The data>
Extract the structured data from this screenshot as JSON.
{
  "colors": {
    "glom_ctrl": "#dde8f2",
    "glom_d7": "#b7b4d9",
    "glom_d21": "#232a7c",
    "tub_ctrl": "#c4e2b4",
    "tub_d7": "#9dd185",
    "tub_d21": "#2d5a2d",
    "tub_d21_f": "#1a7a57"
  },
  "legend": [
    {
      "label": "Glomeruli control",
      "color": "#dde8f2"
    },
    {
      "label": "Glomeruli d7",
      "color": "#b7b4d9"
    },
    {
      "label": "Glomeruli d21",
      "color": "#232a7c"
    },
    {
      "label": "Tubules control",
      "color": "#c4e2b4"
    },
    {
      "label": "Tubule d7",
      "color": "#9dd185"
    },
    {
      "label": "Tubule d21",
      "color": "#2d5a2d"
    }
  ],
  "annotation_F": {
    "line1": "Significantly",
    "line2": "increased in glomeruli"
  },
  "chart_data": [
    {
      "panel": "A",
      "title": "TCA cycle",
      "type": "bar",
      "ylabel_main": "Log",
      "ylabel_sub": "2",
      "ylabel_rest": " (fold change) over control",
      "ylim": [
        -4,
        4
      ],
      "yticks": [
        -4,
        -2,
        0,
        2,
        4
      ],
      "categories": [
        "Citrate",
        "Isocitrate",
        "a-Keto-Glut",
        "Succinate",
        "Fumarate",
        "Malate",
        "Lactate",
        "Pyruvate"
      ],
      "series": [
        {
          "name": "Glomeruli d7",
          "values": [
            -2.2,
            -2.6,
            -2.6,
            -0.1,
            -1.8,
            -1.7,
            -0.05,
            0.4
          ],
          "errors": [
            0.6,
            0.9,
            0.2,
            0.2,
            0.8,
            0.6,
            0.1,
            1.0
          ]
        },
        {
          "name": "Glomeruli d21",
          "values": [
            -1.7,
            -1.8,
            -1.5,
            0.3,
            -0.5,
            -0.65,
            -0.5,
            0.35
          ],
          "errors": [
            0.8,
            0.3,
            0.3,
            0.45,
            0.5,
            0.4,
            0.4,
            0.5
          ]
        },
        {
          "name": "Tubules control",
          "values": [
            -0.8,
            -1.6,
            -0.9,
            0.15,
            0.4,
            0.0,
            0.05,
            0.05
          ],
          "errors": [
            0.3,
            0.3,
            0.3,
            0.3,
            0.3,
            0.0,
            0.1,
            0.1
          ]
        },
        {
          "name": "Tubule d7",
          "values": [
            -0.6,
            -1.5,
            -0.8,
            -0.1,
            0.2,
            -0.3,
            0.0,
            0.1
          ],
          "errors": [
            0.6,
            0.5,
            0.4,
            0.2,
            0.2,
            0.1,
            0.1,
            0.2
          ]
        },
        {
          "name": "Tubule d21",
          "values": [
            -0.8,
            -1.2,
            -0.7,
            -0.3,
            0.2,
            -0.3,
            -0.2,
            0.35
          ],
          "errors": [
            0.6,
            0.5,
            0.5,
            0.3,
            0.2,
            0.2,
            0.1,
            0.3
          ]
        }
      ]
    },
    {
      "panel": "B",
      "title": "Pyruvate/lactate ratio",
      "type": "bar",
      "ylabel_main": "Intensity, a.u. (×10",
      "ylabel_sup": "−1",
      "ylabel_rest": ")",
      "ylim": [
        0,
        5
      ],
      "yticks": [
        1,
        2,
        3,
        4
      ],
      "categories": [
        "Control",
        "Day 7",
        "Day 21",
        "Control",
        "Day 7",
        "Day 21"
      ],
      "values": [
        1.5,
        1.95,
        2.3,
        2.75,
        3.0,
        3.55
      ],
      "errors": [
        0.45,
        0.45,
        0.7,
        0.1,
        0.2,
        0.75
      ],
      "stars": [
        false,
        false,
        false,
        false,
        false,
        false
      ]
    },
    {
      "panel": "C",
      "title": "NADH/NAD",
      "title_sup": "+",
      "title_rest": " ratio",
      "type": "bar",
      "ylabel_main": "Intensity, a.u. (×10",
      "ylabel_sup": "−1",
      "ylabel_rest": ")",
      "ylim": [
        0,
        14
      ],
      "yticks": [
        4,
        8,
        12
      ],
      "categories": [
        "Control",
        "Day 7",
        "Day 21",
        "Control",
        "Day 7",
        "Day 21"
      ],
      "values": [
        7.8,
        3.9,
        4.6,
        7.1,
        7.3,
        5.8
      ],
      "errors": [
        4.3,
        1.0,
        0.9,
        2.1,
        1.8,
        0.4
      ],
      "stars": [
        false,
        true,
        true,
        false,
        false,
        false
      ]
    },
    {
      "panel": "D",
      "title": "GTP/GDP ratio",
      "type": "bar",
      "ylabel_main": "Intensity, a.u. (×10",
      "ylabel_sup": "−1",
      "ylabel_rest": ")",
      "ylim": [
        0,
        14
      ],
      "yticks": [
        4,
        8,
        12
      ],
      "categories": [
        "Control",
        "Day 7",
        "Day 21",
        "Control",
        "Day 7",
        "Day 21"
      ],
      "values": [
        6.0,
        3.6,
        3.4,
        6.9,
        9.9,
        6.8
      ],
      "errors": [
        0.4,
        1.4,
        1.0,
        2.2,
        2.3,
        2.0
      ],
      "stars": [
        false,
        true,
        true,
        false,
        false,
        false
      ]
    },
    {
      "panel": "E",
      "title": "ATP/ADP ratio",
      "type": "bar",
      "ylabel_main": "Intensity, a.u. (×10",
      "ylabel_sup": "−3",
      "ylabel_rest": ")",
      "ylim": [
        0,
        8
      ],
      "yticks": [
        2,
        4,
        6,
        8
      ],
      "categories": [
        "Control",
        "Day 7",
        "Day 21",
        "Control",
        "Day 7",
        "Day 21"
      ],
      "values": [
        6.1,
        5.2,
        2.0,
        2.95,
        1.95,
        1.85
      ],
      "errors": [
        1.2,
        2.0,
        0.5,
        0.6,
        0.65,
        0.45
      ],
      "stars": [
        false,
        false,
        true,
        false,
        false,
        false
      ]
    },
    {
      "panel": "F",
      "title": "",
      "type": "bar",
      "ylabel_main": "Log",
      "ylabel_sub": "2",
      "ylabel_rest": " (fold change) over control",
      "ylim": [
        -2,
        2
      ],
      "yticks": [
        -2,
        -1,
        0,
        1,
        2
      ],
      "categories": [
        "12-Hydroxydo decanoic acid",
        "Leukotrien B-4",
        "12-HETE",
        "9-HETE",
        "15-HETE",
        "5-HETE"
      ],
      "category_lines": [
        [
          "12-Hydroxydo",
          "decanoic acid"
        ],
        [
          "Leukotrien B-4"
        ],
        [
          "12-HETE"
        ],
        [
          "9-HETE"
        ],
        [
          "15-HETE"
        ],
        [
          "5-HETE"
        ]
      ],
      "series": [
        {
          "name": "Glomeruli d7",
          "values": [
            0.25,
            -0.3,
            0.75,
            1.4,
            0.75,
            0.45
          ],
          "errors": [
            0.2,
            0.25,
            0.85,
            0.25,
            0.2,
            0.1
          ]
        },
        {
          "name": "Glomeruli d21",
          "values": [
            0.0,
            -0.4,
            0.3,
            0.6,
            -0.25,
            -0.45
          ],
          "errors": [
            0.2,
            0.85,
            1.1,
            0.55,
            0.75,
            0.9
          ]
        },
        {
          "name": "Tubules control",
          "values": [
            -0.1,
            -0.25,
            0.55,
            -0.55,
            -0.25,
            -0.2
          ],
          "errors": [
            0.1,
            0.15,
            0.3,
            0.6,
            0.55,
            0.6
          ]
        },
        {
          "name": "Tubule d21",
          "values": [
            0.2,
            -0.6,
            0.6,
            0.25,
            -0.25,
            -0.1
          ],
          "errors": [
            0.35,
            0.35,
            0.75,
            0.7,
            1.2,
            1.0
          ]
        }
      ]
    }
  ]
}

Problem to work on>
Isolate each line of the listing above that includes "decanoic". Copy it.

Complete answer>
        "12-Hydroxydo decanoic acid",
          "decanoic acid"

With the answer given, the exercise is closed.